## INPUT ROWS
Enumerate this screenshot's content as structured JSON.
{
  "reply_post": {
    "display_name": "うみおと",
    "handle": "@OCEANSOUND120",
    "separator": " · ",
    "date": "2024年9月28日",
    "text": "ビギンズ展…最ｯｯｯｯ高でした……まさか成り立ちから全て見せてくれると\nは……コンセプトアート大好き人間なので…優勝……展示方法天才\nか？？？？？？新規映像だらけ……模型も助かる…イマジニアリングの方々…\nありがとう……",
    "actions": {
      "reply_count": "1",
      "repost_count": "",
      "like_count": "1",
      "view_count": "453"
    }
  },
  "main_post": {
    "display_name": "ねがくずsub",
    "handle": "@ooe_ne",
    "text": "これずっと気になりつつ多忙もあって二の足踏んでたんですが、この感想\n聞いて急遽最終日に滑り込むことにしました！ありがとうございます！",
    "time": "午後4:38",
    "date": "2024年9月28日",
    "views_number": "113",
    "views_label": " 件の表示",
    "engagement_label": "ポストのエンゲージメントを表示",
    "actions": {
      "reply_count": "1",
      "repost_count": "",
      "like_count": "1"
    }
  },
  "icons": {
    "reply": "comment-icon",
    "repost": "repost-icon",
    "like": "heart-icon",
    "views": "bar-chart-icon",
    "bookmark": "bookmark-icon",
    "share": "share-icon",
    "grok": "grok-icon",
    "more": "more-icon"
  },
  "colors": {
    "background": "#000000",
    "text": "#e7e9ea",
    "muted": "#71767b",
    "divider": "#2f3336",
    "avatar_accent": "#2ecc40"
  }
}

## THE REQUEST
Copy each line above that contains the string "handle".

## COMPLETE RESPONSE
    "handle": "@OCEANSOUND120",
    "handle": "@ooe_ne",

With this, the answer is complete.